Set down each line of the data below exactly as it stands, dropping the pictures.

• • •

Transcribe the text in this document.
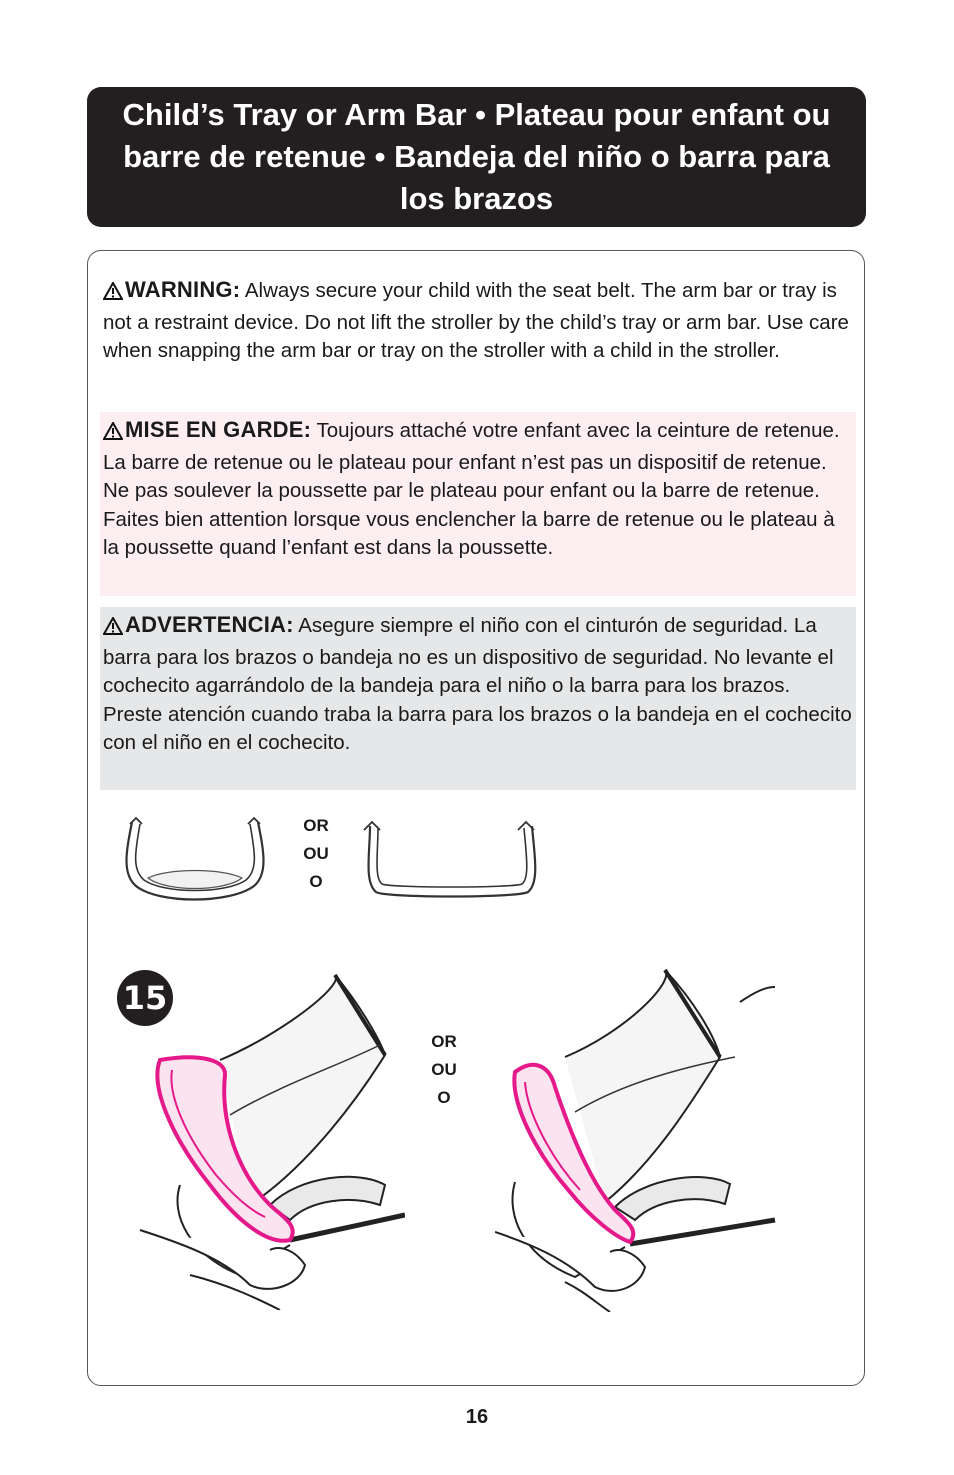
Child’s Tray or Arm Bar • Plateau pour enfant ou barre de retenue • Bandeja del niño o barra para los brazos
WARNING: Always secure your child with the seat belt. The arm bar or tray is not a restraint device. Do not lift the stroller by the child’s tray or arm bar. Use care when snapping the arm bar or tray on the stroller with a child in the stroller.
MISE EN GARDE: Toujours attaché votre enfant avec la ceinture de retenue. La barre de retenue ou le plateau pour enfant n’est pas un dispositif de retenue. Ne pas soulever la poussette par le plateau pour enfant ou la barre de retenue. Faites bien attention lorsque vous enclencher la barre de retenue ou le plateau à la poussette quand l’enfant est dans la poussette.
ADVERTENCIA: Asegure siempre el niño con el cinturón de seguridad. La barra para los brazos o bandeja no es un dispositivo de seguridad. No levante el cochecito agarrándolo de la bandeja para el niño o la barra para los brazos. Preste atención cuando traba la barra para los brazos o la bandeja en el cochecito con el niño en el cochecito.
OR
OU
O
15
OR
OU
O
16
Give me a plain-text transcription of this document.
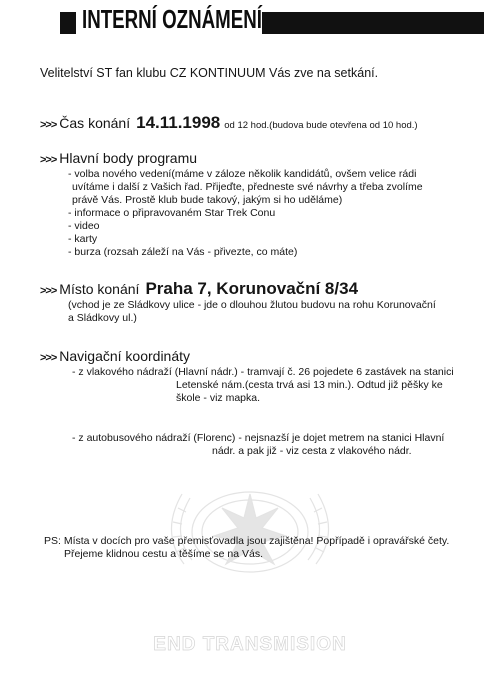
INTERNÍ OZNÁMENÍ

Velitelství ST fan klubu CZ KONTINUUM Vás zve na setkání.

>>> Čas konání 14.11.1998 od 12 hod.(budova bude otevřena od 10 hod.)
>>> Hlavní body programu

- volba nového vedení(máme v záloze několik kandidátů, ovšem velice rádi

uvítáme i další z Vašich řad. Přijeďte, předneste své návrhy a třeba zvolíme

právě Vás. Prostě klub bude takový, jakým si ho uděláme)

- informace o připravovaném Star Trek Conu

- video

- karty

- burza (rozsah záleží na Vás - přivezte, co máte)

>>> Místo konání Praha 7, Korunovační 8/34

(vchod je ze Sládkovy ulice - jde o dlouhou žlutou budovu na rohu Korunovační

a Sládkovy ul.)

>>> Navigační koordináty

- z vlakového nádraží (Hlavní nádr.) - tramvají č. 26 pojedete 6 zastávek na stanici

Letenské nám.(cesta trvá asi 13 min.). Odtud již pěšky ke

škole - viz mapka.

- z autobusového nádraží (Florenc) - nejsnazší je dojet metrem na stanici Hlavní

nádr. a pak již - viz cesta z vlakového nádr.

PS: Místa v docích pro vaše přemisťovadla jsou zajištěna! Popřípadě i opravářské čety.

Přejeme klidnou cestu a těšíme se na Vás.

END TRANSMISION
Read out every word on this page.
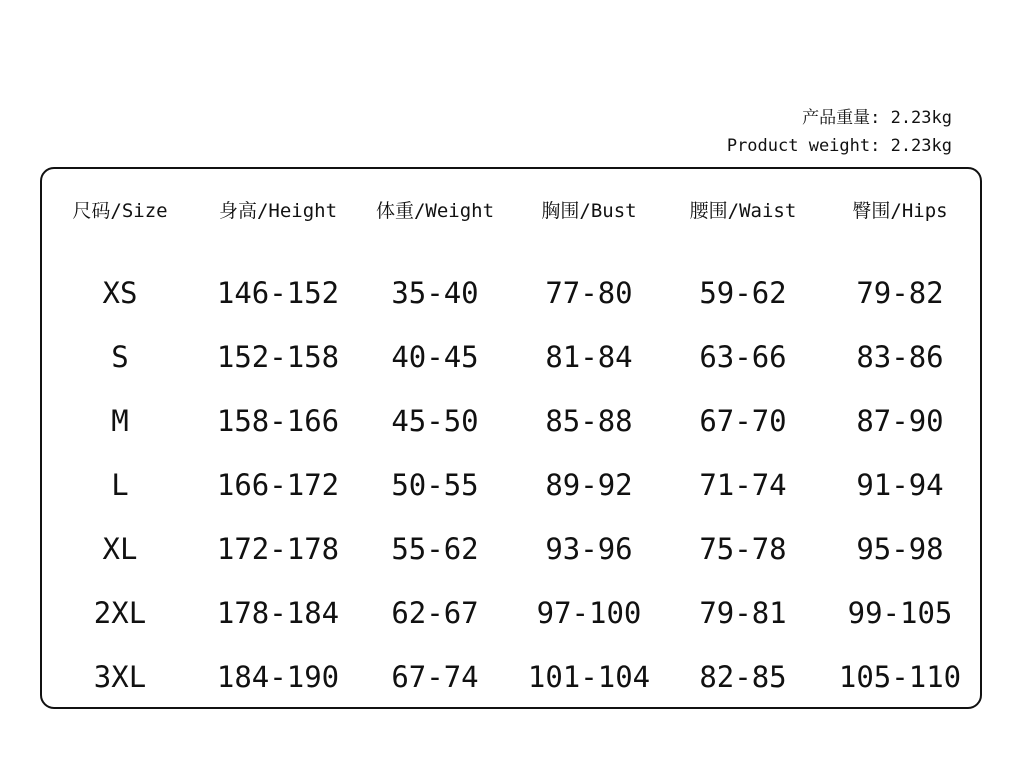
产品重量: 2.23kg
Product weight: 2.23kg
尺码/Size	身高/Height	体重/Weight	胸围/Bust	腰围/Waist	臀围/Hips

XS	146-152	35-40	77-80	59-62	79-82
S	152-158	40-45	81-84	63-66	83-86
M	158-166	45-50	85-88	67-70	87-90
L	166-172	50-55	89-92	71-74	91-94
XL	172-178	55-62	93-96	75-78	95-98
2XL	178-184	62-67	97-100	79-81	99-105
3XL	184-190	67-74	101-104	82-85	105-110
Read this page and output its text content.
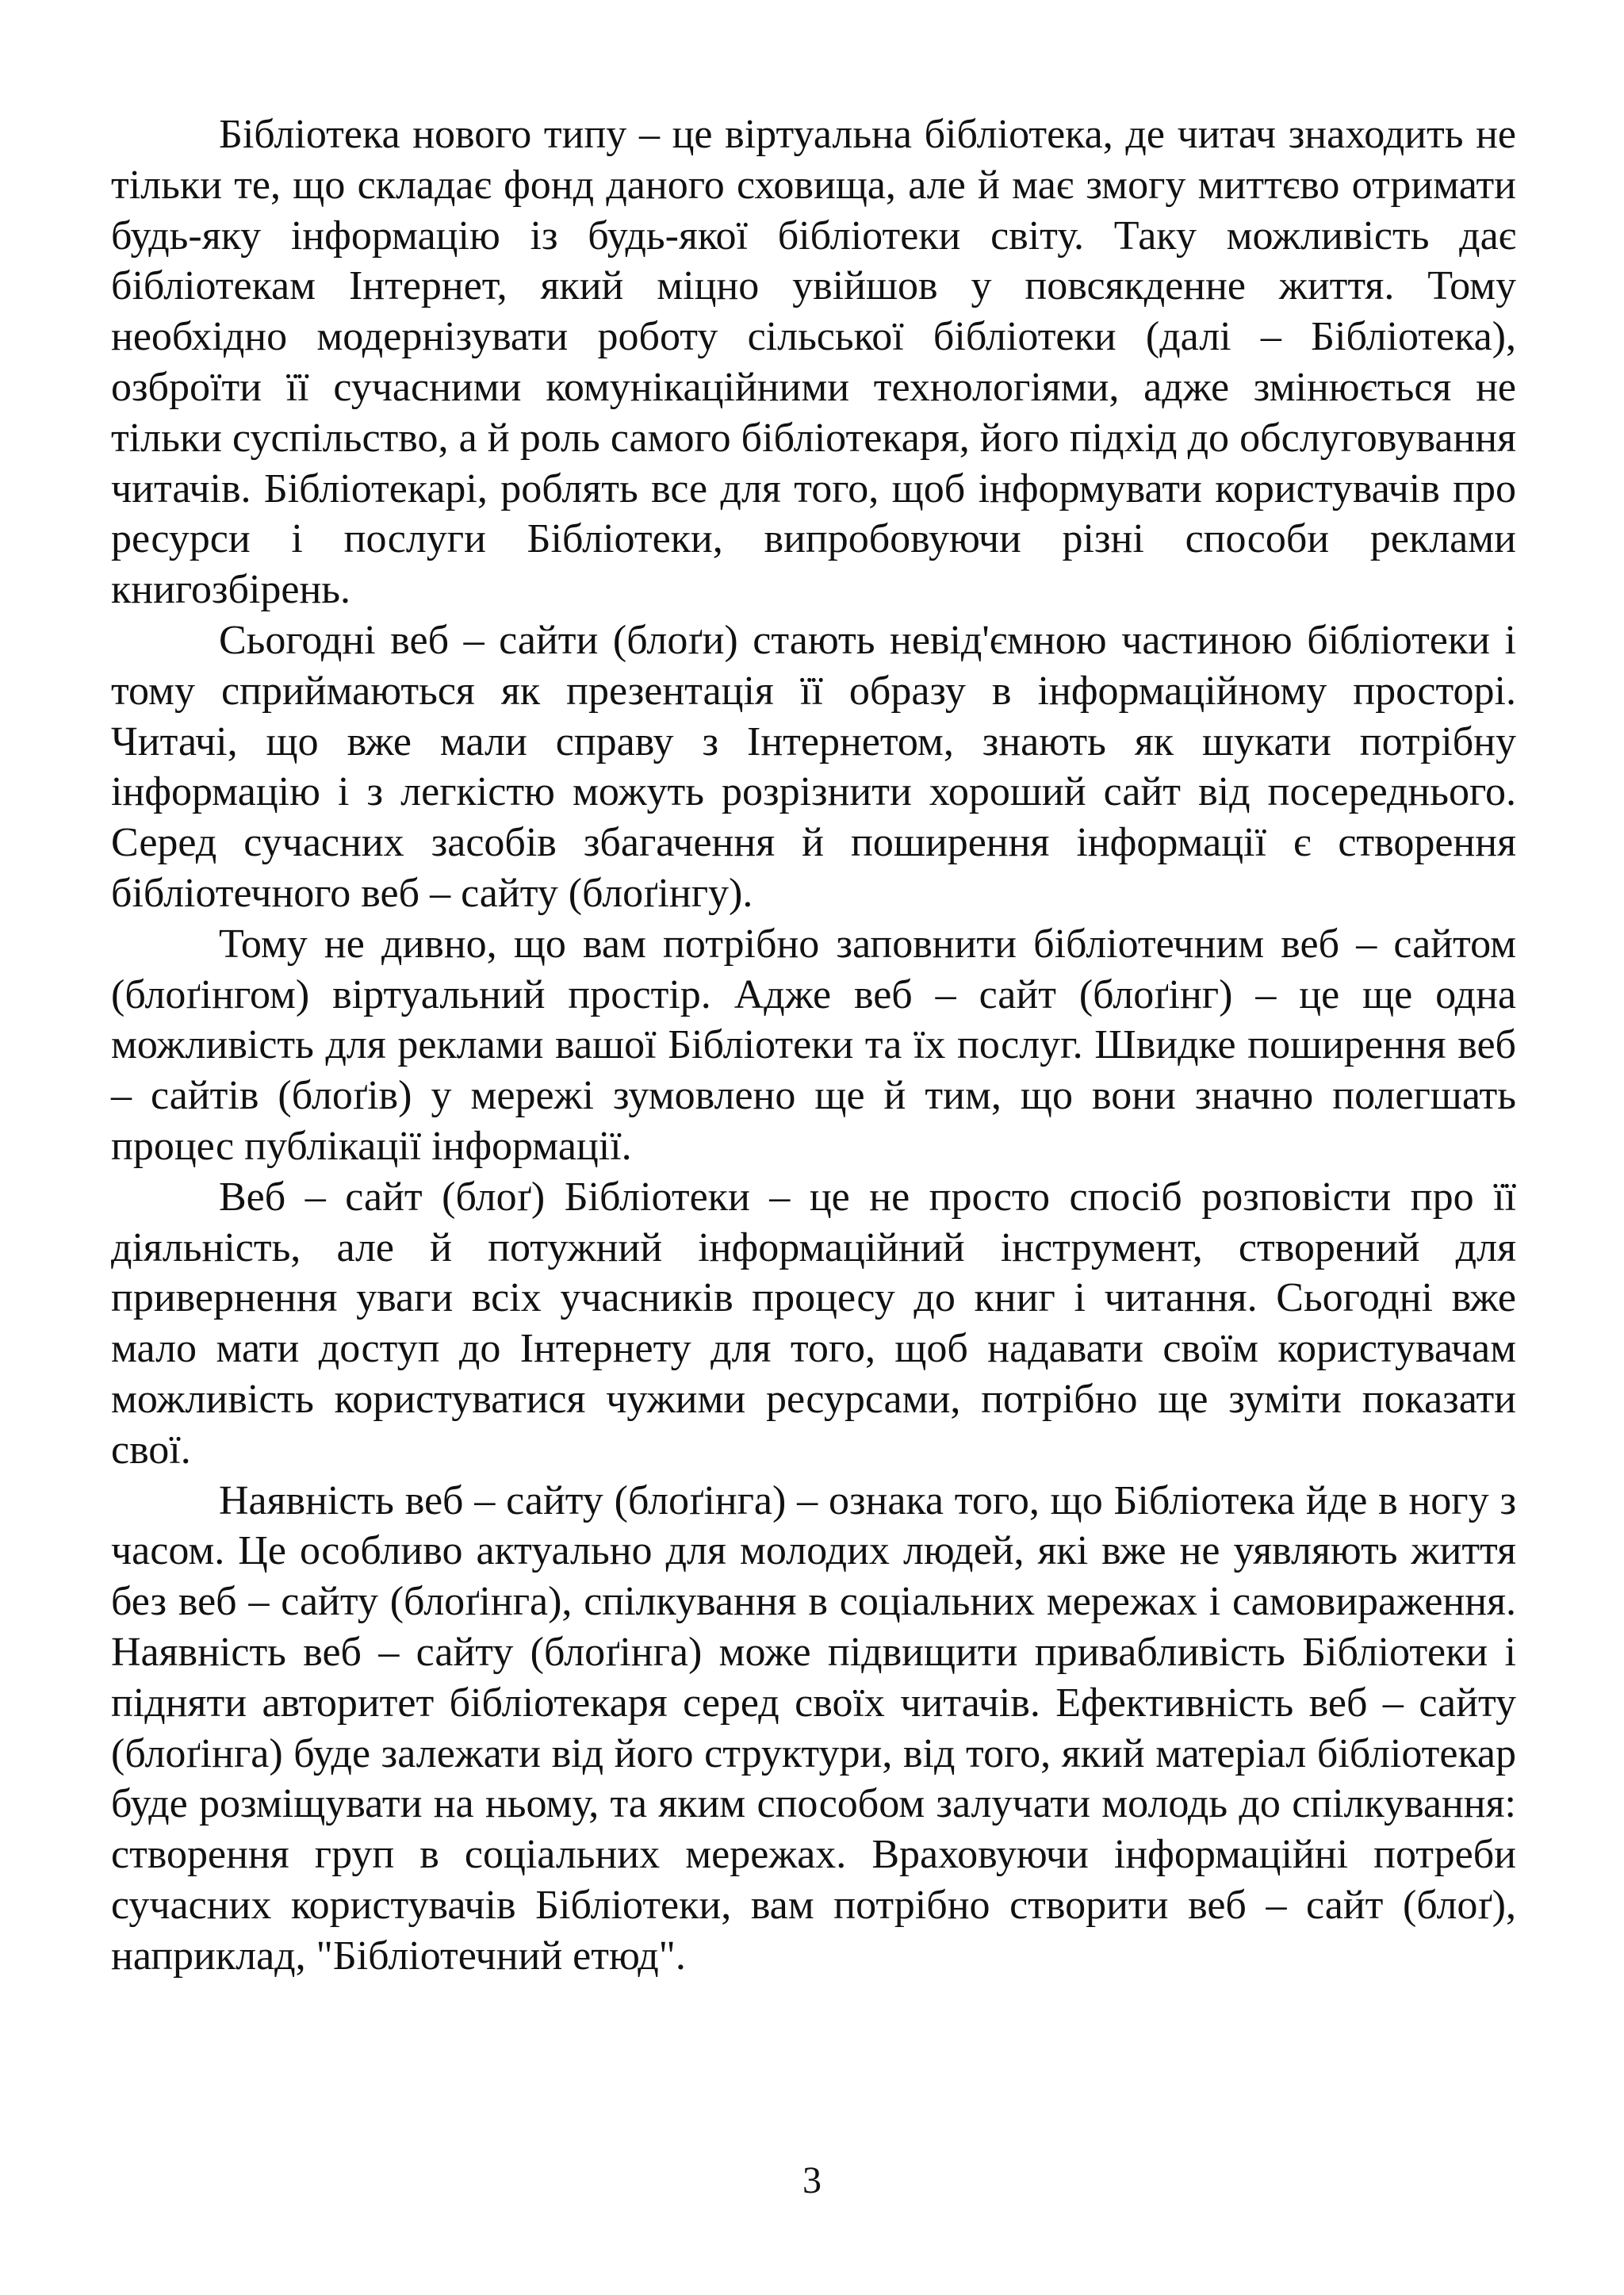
Бібліотека нового типу – це віртуальна бібліотека, де читач знаходить не тільки те, що складає фонд даного сховища, але й має змогу миттєво отримати будь-яку інформацію із будь-якої бібліотеки світу. Таку можливість дає бібліотекам Інтернет, який міцно увійшов у повсякденне життя. Тому необхідно модернізувати роботу сільської бібліотеки (далі – Бібліотека), озброїти її сучасними комунікаційними технологіями, адже змінюється не тільки суспільство, а й роль самого бібліотекаря, його підхід до обслуговування читачів. Бібліотекарі, роблять все для того, щоб інформувати користувачів про ресурси і послуги Бібліотеки, випробовуючи різні способи реклами книгозбірень.

Сьогодні веб – сайти (блоґи) стають невід'ємною частиною бібліотеки і тому сприймаються як презентація її образу в інформаційному просторі. Читачі, що вже мали справу з Інтернетом, знають як шукати потрібну інформацію і з легкістю можуть розрізнити хороший сайт від посереднього. Серед сучасних засобів збагачення й поширення інформації є створення бібліотечного веб – сайту (блоґінгу).

Тому не дивно, що вам потрібно заповнити бібліотечним веб – сайтом (блоґінгом) віртуальний простір. Адже веб – сайт (блоґінг) – це ще одна можливість для реклами вашої Бібліотеки та їх послуг. Швидке поширення веб – сайтів (блоґів) у мережі зумовлено ще й тим, що вони значно полегшать процес публікації інформації.

Веб – сайт (блоґ) Бібліотеки – це не просто спосіб розповісти про її діяльність, але й потужний інформаційний інструмент, створений для привернення уваги всіх учасників процесу до книг і читання. Сьогодні вже мало мати доступ до Інтернету для того, щоб надавати своїм користувачам можливість користуватися чужими ресурсами, потрібно ще зуміти показати свої.

Наявність веб – сайту (блоґінга) – ознака того, що Бібліотека йде в ногу з часом. Це особливо актуально для молодих людей, які вже не уявляють життя без веб – сайту (блоґінга), спілкування в соціальних мережах і самовираження. Наявність веб – сайту (блоґінга) може підвищити привабливість Бібліотеки і підняти авторитет бібліотекаря серед своїх читачів. Ефективність веб – сайту (блоґінга) буде залежати від його структури, від того, який матеріал бібліотекар буде розміщувати на ньому, та яким способом залучати молодь до спілкування: створення груп в соціальних мережах. Враховуючи інформаційні потреби сучасних користувачів Бібліотеки, вам потрібно створити веб – сайт (блоґ), наприклад, "Бібліотечний етюд".

3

• • •

- **Solution to the exercise**
Transcribe the text in this document.
Child’s Tray or Arm Bar • Plateau pour enfant ou barre de retenue • Bandeja del niño o barra para los brazos
WARNING: Always secure your child with the seat belt. The arm bar or tray is not a restraint device. Do not lift the stroller by the child’s tray or arm bar. Use care when snapping the arm bar or tray on the stroller with a child in the stroller.
MISE EN GARDE: Toujours attaché votre enfant avec la ceinture de retenue. La barre de retenue ou le plateau pour enfant n’est pas un dispositif de retenue. Ne pas soulever la poussette par le plateau pour enfant ou la barre de retenue. Faites bien attention lorsque vous enclencher la barre de retenue ou le plateau à la poussette quand l’enfant est dans la poussette.
ADVERTENCIA: Asegure siempre el niño con el cinturón de seguridad. La barra para los brazos o bandeja no es un dispositivo de seguridad. No levante el cochecito agarrándolo de la bandeja para el niño o la barra para los brazos. Preste atención cuando traba la barra para los brazos o la bandeja en el cochecito con el niño en el cochecito.
OR
OU
O
15
OR
OU
O
16
Give me a plain-text transcription of this document.
INTERNÍ OZNÁMENÍ

Velitelství ST fan klubu CZ KONTINUUM Vás zve na setkání.

>>> Čas konání 14.11.1998 od 12 hod.(budova bude otevřena od 10 hod.)
>>> Hlavní body programu

- volba nového vedení(máme v záloze několik kandidátů, ovšem velice rádi

uvítáme i další z Vašich řad. Přijeďte, předneste své návrhy a třeba zvolíme

právě Vás. Prostě klub bude takový, jakým si ho uděláme)

- informace o připravovaném Star Trek Conu

- video

- karty

- burza (rozsah záleží na Vás - přivezte, co máte)

>>> Místo konání Praha 7, Korunovační 8/34

(vchod je ze Sládkovy ulice - jde o dlouhou žlutou budovu na rohu Korunovační

a Sládkovy ul.)

>>> Navigační koordináty

- z vlakového nádraží (Hlavní nádr.) - tramvají č. 26 pojedete 6 zastávek na stanici

Letenské nám.(cesta trvá asi 13 min.). Odtud již pěšky ke

škole - viz mapka.

- z autobusového nádraží (Florenc) - nejsnazší je dojet metrem na stanici Hlavní

nádr. a pak již - viz cesta z vlakového nádr.

PS: Místa v docích pro vaše přemisťovadla jsou zajištěna! Popřípadě i opravářské čety.

Přejeme klidnou cestu a těšíme se na Vás.

END TRANSMISION
Read out every word on this page.
产品重量: 2.23kg
Product weight: 2.23kg
尺码/Size	身高/Height	体重/Weight	胸围/Bust	腰围/Waist	臀围/Hips

XS	146-152	35-40	77-80	59-62	79-82
S	152-158	40-45	81-84	63-66	83-86
M	158-166	45-50	85-88	67-70	87-90
L	166-172	50-55	89-92	71-74	91-94
XL	172-178	55-62	93-96	75-78	95-98
2XL	178-184	62-67	97-100	79-81	99-105
3XL	184-190	67-74	101-104	82-85	105-110
Read this page and output its text content.
Бібліотека нового типу – це віртуальна бібліотека, де читач знаходить не тільки те, що складає фонд даного сховища, але й має змогу миттєво отримати будь-яку інформацію із будь-якої бібліотеки світу. Таку можливість дає бібліотекам Інтернет, який міцно увійшов у повсякденне життя. Тому необхідно модернізувати роботу сільської бібліотеки (далі – Бібліотека), озброїти її сучасними комунікаційними технологіями, адже змінюється не тільки суспільство, а й роль самого бібліотекаря, його підхід до обслуговування читачів. Бібліотекарі, роблять все для того, щоб інформувати користувачів про ресурси і послуги Бібліотеки, випробовуючи різні способи реклами книгозбірень.

Сьогодні веб – сайти (блоґи) стають невід'ємною частиною бібліотеки і тому сприймаються як презентація її образу в інформаційному просторі. Читачі, що вже мали справу з Інтернетом, знають як шукати потрібну інформацію і з легкістю можуть розрізнити хороший сайт від посереднього. Серед сучасних засобів збагачення й поширення інформації є створення бібліотечного веб – сайту (блоґінгу).

Тому не дивно, що вам потрібно заповнити бібліотечним веб – сайтом (блоґінгом) віртуальний простір. Адже веб – сайт (блоґінг) – це ще одна можливість для реклами вашої Бібліотеки та їх послуг. Швидке поширення веб – сайтів (блоґів) у мережі зумовлено ще й тим, що вони значно полегшать процес публікації інформації.

Веб – сайт (блоґ) Бібліотеки – це не просто спосіб розповісти про її діяльність, але й потужний інформаційний інструмент, створений для привернення уваги всіх учасників процесу до книг і читання. Сьогодні вже мало мати доступ до Інтернету для того, щоб надавати своїм користувачам можливість користуватися чужими ресурсами, потрібно ще зуміти показати свої.

Наявність веб – сайту (блоґінга) – ознака того, що Бібліотека йде в ногу з часом. Це особливо актуально для молодих людей, які вже не уявляють життя без веб – сайту (блоґінга), спілкування в соціальних мережах і самовираження. Наявність веб – сайту (блоґінга) може підвищити привабливість Бібліотеки і підняти авторитет бібліотекаря серед своїх читачів. Ефективність веб – сайту (блоґінга) буде залежати від його структури, від того, який матеріал бібліотекар буде розміщувати на ньому, та яким способом залучати молодь до спілкування: створення груп в соціальних мережах. Враховуючи інформаційні потреби сучасних користувачів Бібліотеки, вам потрібно створити веб – сайт (блоґ), наприклад, "Бібліотечний етюд".

3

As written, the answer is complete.